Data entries
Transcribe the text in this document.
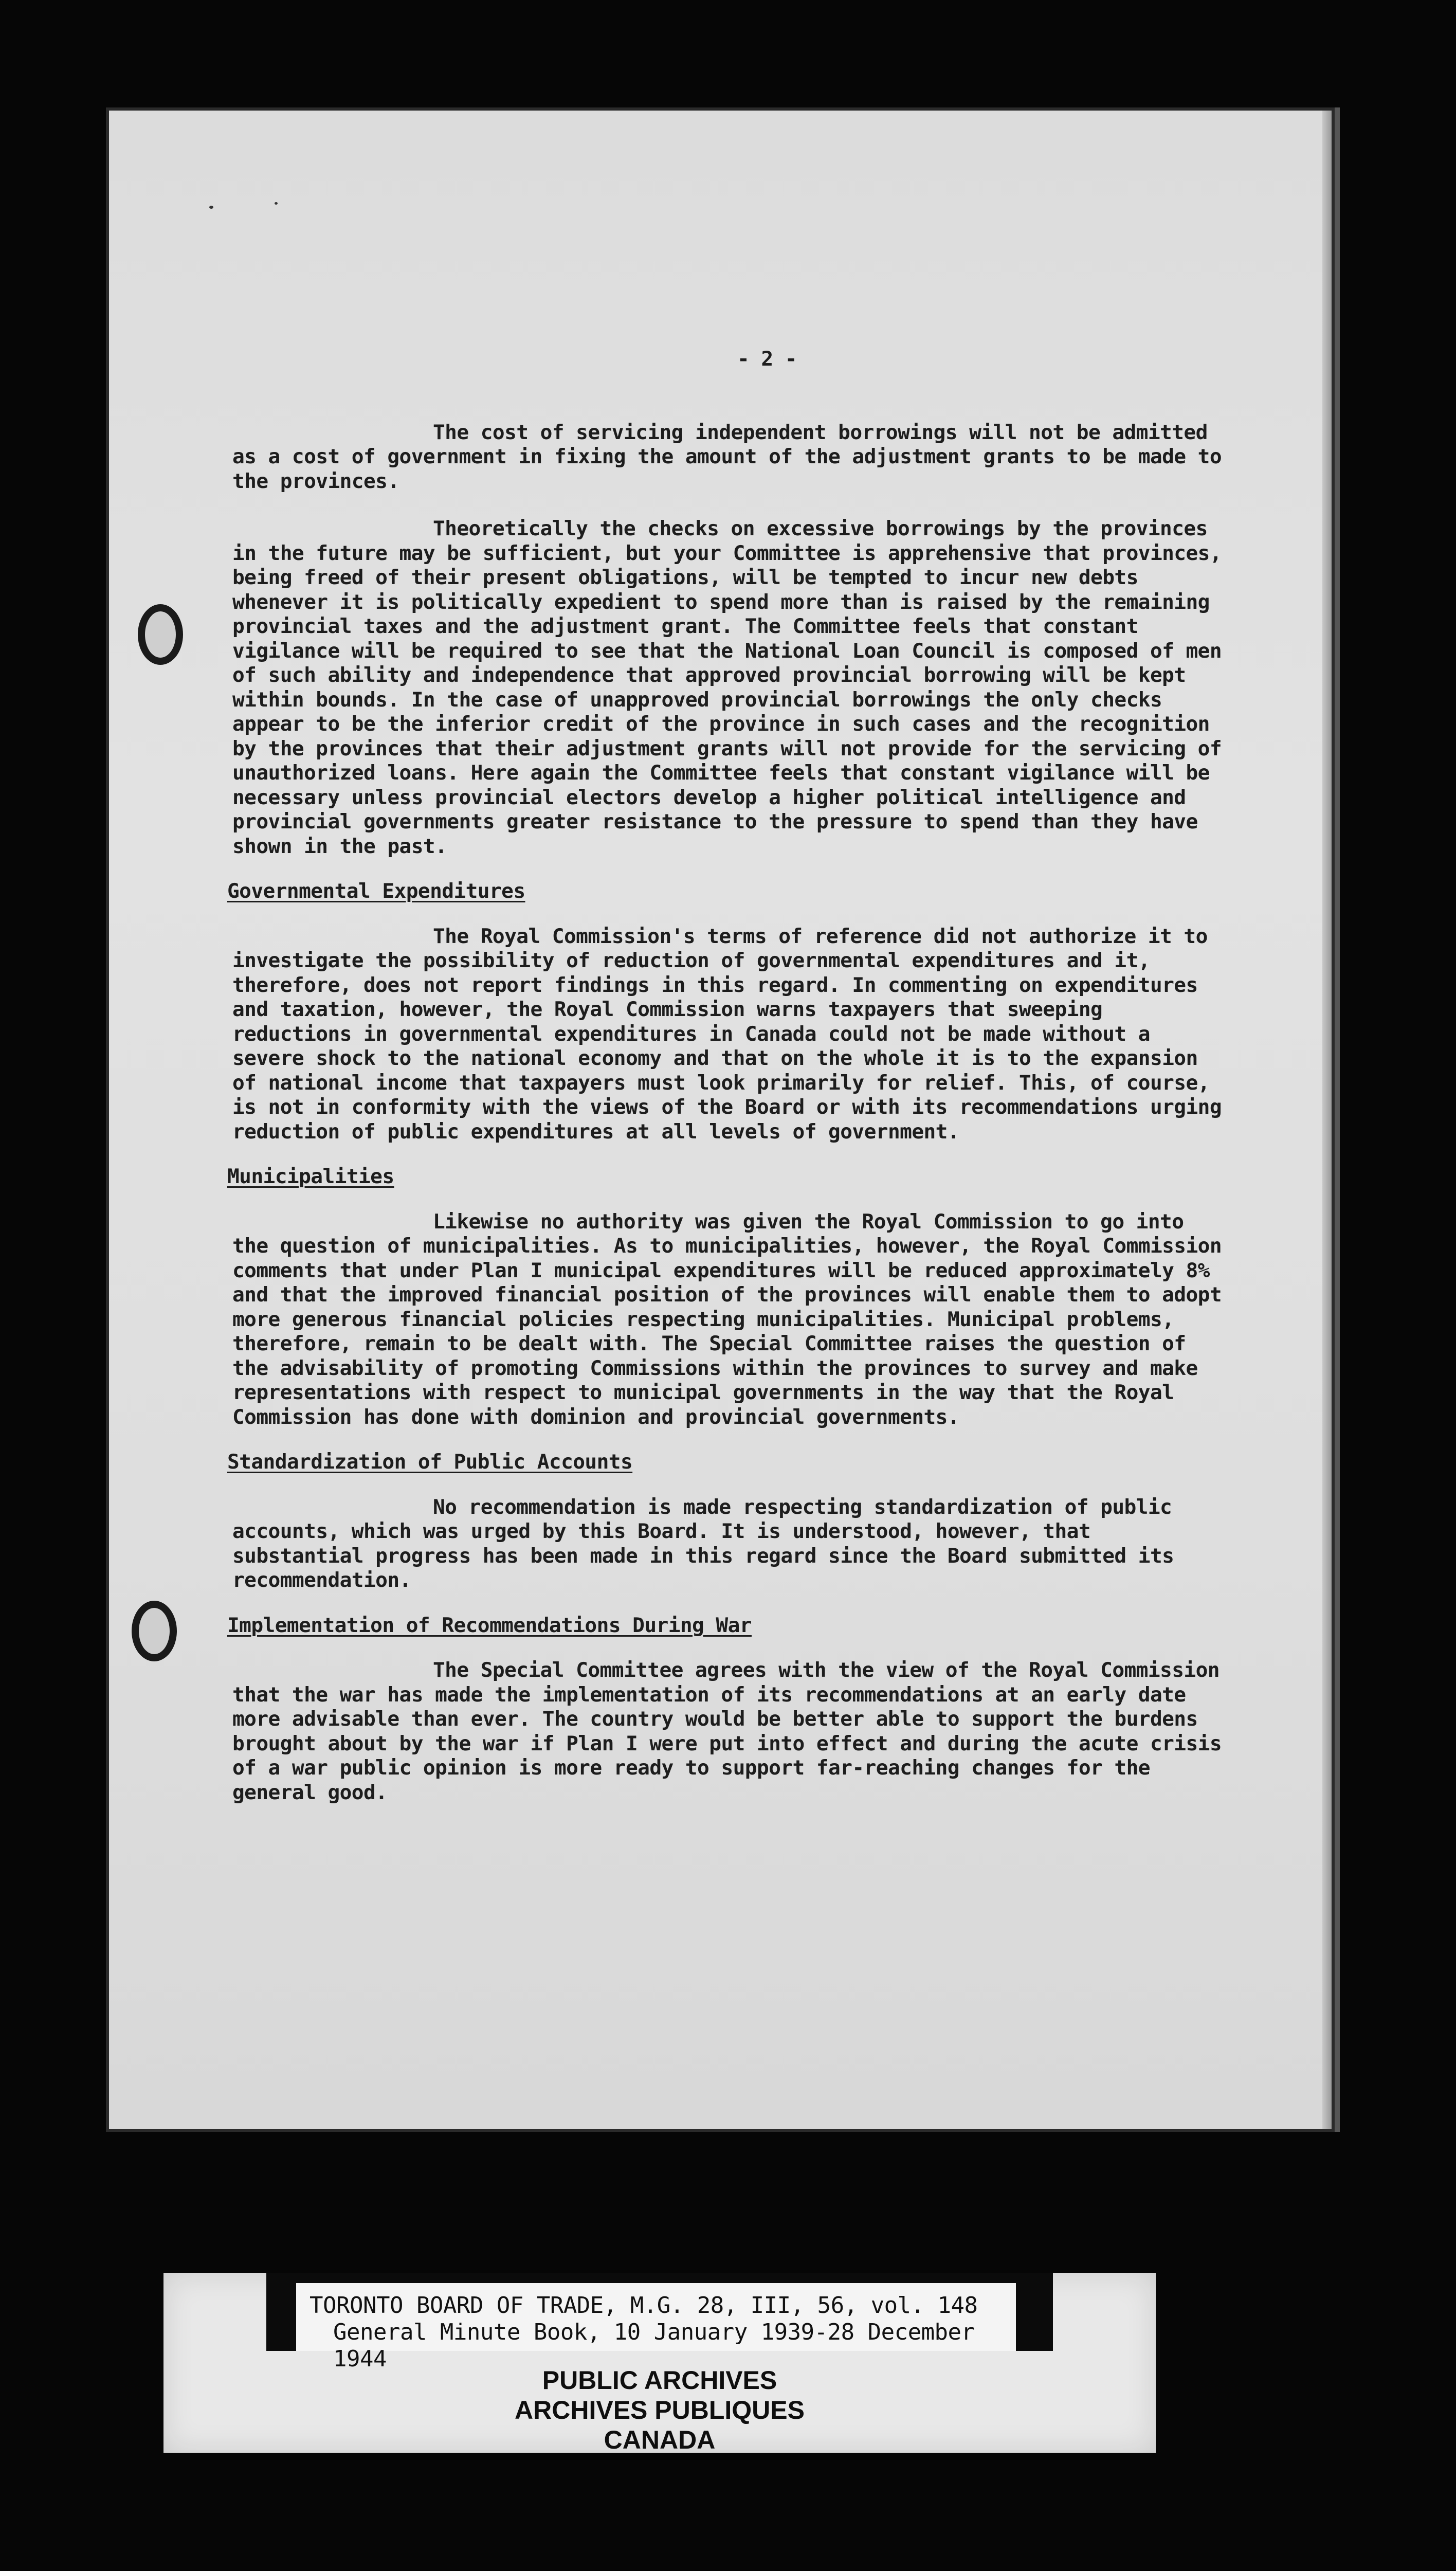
- 2 -

The cost of servicing independent borrowings will not be admitted as a cost of government in fixing the amount of the adjustment grants to be made to the provinces.

Theoretically the checks on excessive borrowings by the provinces in the future may be sufficient, but your Committee is apprehensive that provinces, being freed of their present obligations, will be tempted to incur new debts whenever it is politically expedient to spend more than is raised by the remaining provincial taxes and the adjustment grant. The Committee feels that constant vigilance will be required to see that the National Loan Council is composed of men of such ability and independence that approved provincial borrowing will be kept within bounds. In the case of unapproved provincial borrowings the only checks appear to be the inferior credit of the province in such cases and the recognition by the provinces that their adjustment grants will not provide for the servicing of unauthorized loans. Here again the Committee feels that constant vigilance will be necessary unless provincial electors develop a higher political intelligence and provincial governments greater resistance to the pressure to spend than they have shown in the past.

Governmental Expenditures

The Royal Commission's terms of reference did not authorize it to investigate the possibility of reduction of governmental expenditures and it, therefore, does not report findings in this regard. In commenting on expenditures and taxation, however, the Royal Commission warns taxpayers that sweeping reductions in governmental expenditures in Canada could not be made without a severe shock to the national economy and that on the whole it is to the expansion of national income that taxpayers must look primarily for relief. This, of course, is not in conformity with the views of the Board or with its recommendations urging reduction of public expenditures at all levels of government.

Municipalities

Likewise no authority was given the Royal Commission to go into the question of municipalities. As to municipalities, however, the Royal Commission comments that under Plan I municipal expenditures will be reduced approximately 8% and that the improved financial position of the provinces will enable them to adopt more generous financial policies respecting municipalities. Municipal problems, therefore, remain to be dealt with. The Special Committee raises the question of the advisability of promoting Commissions within the provinces to survey and make representations with respect to municipal governments in the way that the Royal Commission has done with dominion and provincial governments.

Standardization of Public Accounts

No recommendation is made respecting standardization of public accounts, which was urged by this Board. It is understood, however, that substantial progress has been made in this regard since the Board submitted its recommendation.

Implementation of Recommendations During War

The Special Committee agrees with the view of the Royal Commission that the war has made the implementation of its recommendations at an early date more advisable than ever. The country would be better able to support the burdens brought about by the war if Plan I were put into effect and during the acute crisis of a war public opinion is more ready to support far-reaching changes for the general good.

TORONTO BOARD OF TRADE, M.G. 28, III, 56, vol. 148
General Minute Book, 10 January 1939-28 December 1944
PUBLIC ARCHIVES
ARCHIVES PUBLIQUES
CANADA
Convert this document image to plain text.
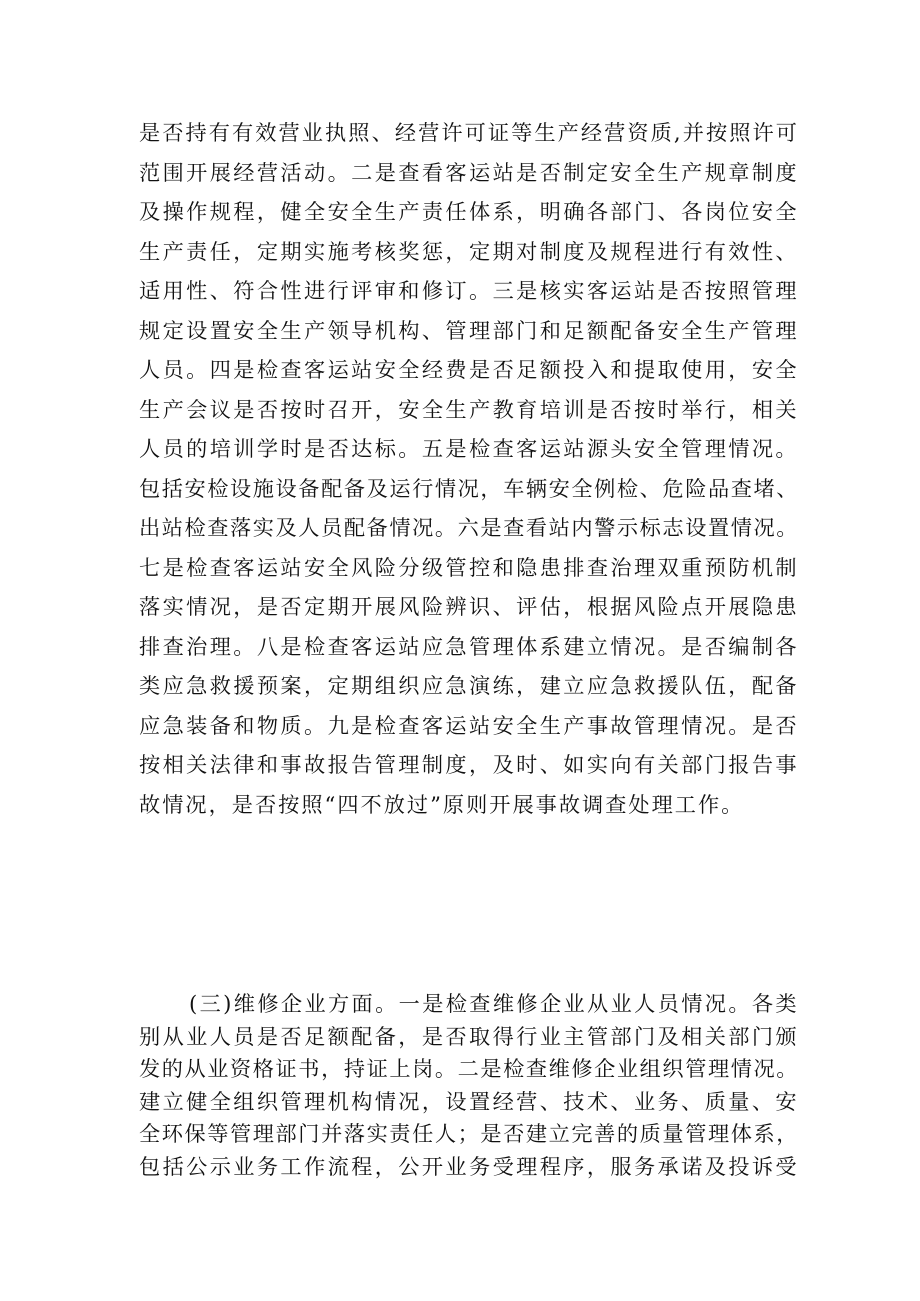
是否持有有效营业执照、经营许可证等生产经营资质,并按照许可
范围开展经营活动。二是查看客运站是否制定安全生产规章制度
及操作规程，健全安全生产责任体系，明确各部门、各岗位安全
生产责任，定期实施考核奖惩，定期对制度及规程进行有效性、
适用性、符合性进行评审和修订。三是核实客运站是否按照管理
规定设置安全生产领导机构、管理部门和足额配备安全生产管理
人员。四是检查客运站安全经费是否足额投入和提取使用，安全
生产会议是否按时召开，安全生产教育培训是否按时举行，相关
人员的培训学时是否达标。五是检查客运站源头安全管理情况。
包括安检设施设备配备及运行情况，车辆安全例检、危险品查堵、
出站检查落实及人员配备情况。六是查看站内警示标志设置情况。
七是检查客运站安全风险分级管控和隐患排查治理双重预防机制
落实情况，是否定期开展风险辨识、评估，根据风险点开展隐患
排查治理。八是检查客运站应急管理体系建立情况。是否编制各
类应急救援预案，定期组织应急演练，建立应急救援队伍，配备
应急装备和物质。九是检查客运站安全生产事故管理情况。是否
按相关法律和事故报告管理制度，及时、如实向有关部门报告事
故情况，是否按照“四不放过”原则开展事故调查处理工作。
(三)维修企业方面。一是检查维修企业从业人员情况。各类
别从业人员是否足额配备，是否取得行业主管部门及相关部门颁
发的从业资格证书，持证上岗。二是检查维修企业组织管理情况。
建立健全组织管理机构情况，设置经营、技术、业务、质量、安
全环保等管理部门并落实责任人；是否建立完善的质量管理体系，
包括公示业务工作流程，公开业务受理程序，服务承诺及投诉受
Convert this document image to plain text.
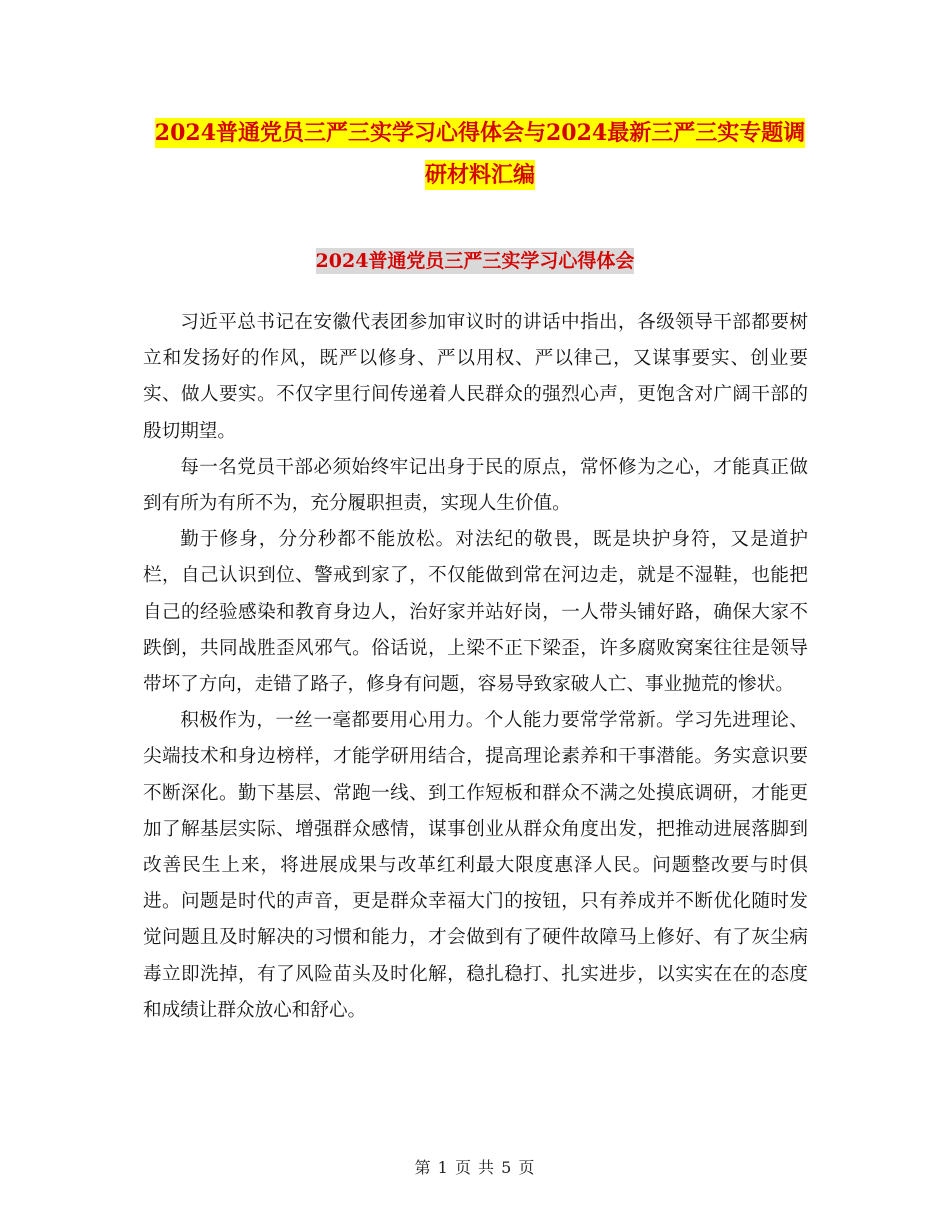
2024普通党员三严三实学习心得体会与2024最新三严三实专题调研材料汇编
2024普通党员三严三实学习心得体会

习近平总书记在安徽代表团参加审议时的讲话中指出，各级领导干部都要树立和发扬好的作风，既严以修身、严以用权、严以律己，又谋事要实、创业要实、做人要实。不仅字里行间传递着人民群众的强烈心声，更饱含对广阔干部的殷切期望。

每一名党员干部必须始终牢记出身于民的原点，常怀修为之心，才能真正做到有所为有所不为，充分履职担责，实现人生价值。

勤于修身，分分秒都不能放松。对法纪的敬畏，既是块护身符，又是道护栏，自己认识到位、警戒到家了，不仅能做到常在河边走，就是不湿鞋，也能把自己的经验感染和教育身边人，治好家并站好岗，一人带头铺好路，确保大家不跌倒，共同战胜歪风邪气。俗话说，上梁不正下梁歪，许多腐败窝案往往是领导带坏了方向，走错了路子，修身有问题，容易导致家破人亡、事业抛荒的惨状。

积极作为，一丝一毫都要用心用力。个人能力要常学常新。学习先进理论、尖端技术和身边榜样，才能学研用结合，提高理论素养和干事潜能。务实意识要不断深化。勤下基层、常跑一线、到工作短板和群众不满之处摸底调研，才能更加了解基层实际、增强群众感情，谋事创业从群众角度出发，把推动进展落脚到改善民生上来，将进展成果与改革红利最大限度惠泽人民。问题整改要与时俱进。问题是时代的声音，更是群众幸福大门的按钮，只有养成并不断优化随时发觉问题且及时解决的习惯和能力，才会做到有了硬件故障马上修好、有了灰尘病毒立即洗掉，有了风险苗头及时化解，稳扎稳打、扎实进步，以实实在在的态度和成绩让群众放心和舒心。

第 1 页 共 5 页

_STATED PROBLEM:_ Set the pictures aside and transcribe the data above exactly.

_ANSWER:_
Transcribe the text in this document.
- 2 -

The cost of servicing independent borrowings will not be admitted as a cost of government in fixing the amount of the adjustment grants to be made to the provinces.

Theoretically the checks on excessive borrowings by the provinces in the future may be sufficient, but your Committee is apprehensive that provinces, being freed of their present obligations, will be tempted to incur new debts whenever it is politically expedient to spend more than is raised by the remaining provincial taxes and the adjustment grant. The Committee feels that constant vigilance will be required to see that the National Loan Council is composed of men of such ability and independence that approved provincial borrowing will be kept within bounds. In the case of unapproved provincial borrowings the only checks appear to be the inferior credit of the province in such cases and the recognition by the provinces that their adjustment grants will not provide for the servicing of unauthorized loans. Here again the Committee feels that constant vigilance will be necessary unless provincial electors develop a higher political intelligence and provincial governments greater resistance to the pressure to spend than they have shown in the past.

Governmental Expenditures

The Royal Commission's terms of reference did not authorize it to investigate the possibility of reduction of governmental expenditures and it, therefore, does not report findings in this regard. In commenting on expenditures and taxation, however, the Royal Commission warns taxpayers that sweeping reductions in governmental expenditures in Canada could not be made without a severe shock to the national economy and that on the whole it is to the expansion of national income that taxpayers must look primarily for relief. This, of course, is not in conformity with the views of the Board or with its recommendations urging reduction of public expenditures at all levels of government.

Municipalities

Likewise no authority was given the Royal Commission to go into the question of municipalities. As to municipalities, however, the Royal Commission comments that under Plan I municipal expenditures will be reduced approximately 8% and that the improved financial position of the provinces will enable them to adopt more generous financial policies respecting municipalities. Municipal problems, therefore, remain to be dealt with. The Special Committee raises the question of the advisability of promoting Commissions within the provinces to survey and make representations with respect to municipal governments in the way that the Royal Commission has done with dominion and provincial governments.

Standardization of Public Accounts

No recommendation is made respecting standardization of public accounts, which was urged by this Board. It is understood, however, that substantial progress has been made in this regard since the Board submitted its recommendation.

Implementation of Recommendations During War

The Special Committee agrees with the view of the Royal Commission that the war has made the implementation of its recommendations at an early date more advisable than ever. The country would be better able to support the burdens brought about by the war if Plan I were put into effect and during the acute crisis of a war public opinion is more ready to support far-reaching changes for the general good.

TORONTO BOARD OF TRADE, M.G. 28, III, 56, vol. 148
General Minute Book, 10 January 1939-28 December 1944
PUBLIC ARCHIVES
ARCHIVES PUBLIQUES
CANADA
Convert this document image to plain text.
是否持有有效营业执照、经营许可证等生产经营资质,并按照许可
范围开展经营活动。二是查看客运站是否制定安全生产规章制度
及操作规程，健全安全生产责任体系，明确各部门、各岗位安全
生产责任，定期实施考核奖惩，定期对制度及规程进行有效性、
适用性、符合性进行评审和修订。三是核实客运站是否按照管理
规定设置安全生产领导机构、管理部门和足额配备安全生产管理
人员。四是检查客运站安全经费是否足额投入和提取使用，安全
生产会议是否按时召开，安全生产教育培训是否按时举行，相关
人员的培训学时是否达标。五是检查客运站源头安全管理情况。
包括安检设施设备配备及运行情况，车辆安全例检、危险品查堵、
出站检查落实及人员配备情况。六是查看站内警示标志设置情况。
七是检查客运站安全风险分级管控和隐患排查治理双重预防机制
落实情况，是否定期开展风险辨识、评估，根据风险点开展隐患
排查治理。八是检查客运站应急管理体系建立情况。是否编制各
类应急救援预案，定期组织应急演练，建立应急救援队伍，配备
应急装备和物质。九是检查客运站安全生产事故管理情况。是否
按相关法律和事故报告管理制度，及时、如实向有关部门报告事
故情况，是否按照“四不放过”原则开展事故调查处理工作。
(三)维修企业方面。一是检查维修企业从业人员情况。各类
别从业人员是否足额配备，是否取得行业主管部门及相关部门颁
发的从业资格证书，持证上岗。二是检查维修企业组织管理情况。
建立健全组织管理机构情况，设置经营、技术、业务、质量、安
全环保等管理部门并落实责任人；是否建立完善的质量管理体系，
包括公示业务工作流程，公开业务受理程序，服务承诺及投诉受
Convert this document image to plain text.
2024普通党员三严三实学习心得体会与2024最新三严三实专题调研材料汇编
2024普通党员三严三实学习心得体会

习近平总书记在安徽代表团参加审议时的讲话中指出，各级领导干部都要树立和发扬好的作风，既严以修身、严以用权、严以律己，又谋事要实、创业要实、做人要实。不仅字里行间传递着人民群众的强烈心声，更饱含对广阔干部的殷切期望。

每一名党员干部必须始终牢记出身于民的原点，常怀修为之心，才能真正做到有所为有所不为，充分履职担责，实现人生价值。

勤于修身，分分秒都不能放松。对法纪的敬畏，既是块护身符，又是道护栏，自己认识到位、警戒到家了，不仅能做到常在河边走，就是不湿鞋，也能把自己的经验感染和教育身边人，治好家并站好岗，一人带头铺好路，确保大家不跌倒，共同战胜歪风邪气。俗话说，上梁不正下梁歪，许多腐败窝案往往是领导带坏了方向，走错了路子，修身有问题，容易导致家破人亡、事业抛荒的惨状。

积极作为，一丝一毫都要用心用力。个人能力要常学常新。学习先进理论、尖端技术和身边榜样，才能学研用结合，提高理论素养和干事潜能。务实意识要不断深化。勤下基层、常跑一线、到工作短板和群众不满之处摸底调研，才能更加了解基层实际、增强群众感情，谋事创业从群众角度出发，把推动进展落脚到改善民生上来，将进展成果与改革红利最大限度惠泽人民。问题整改要与时俱进。问题是时代的声音，更是群众幸福大门的按钮，只有养成并不断优化随时发觉问题且及时解决的习惯和能力，才会做到有了硬件故障马上修好、有了灰尘病毒立即洗掉，有了风险苗头及时化解，稳扎稳打、扎实进步，以实实在在的态度和成绩让群众放心和舒心。

第 1 页 共 5 页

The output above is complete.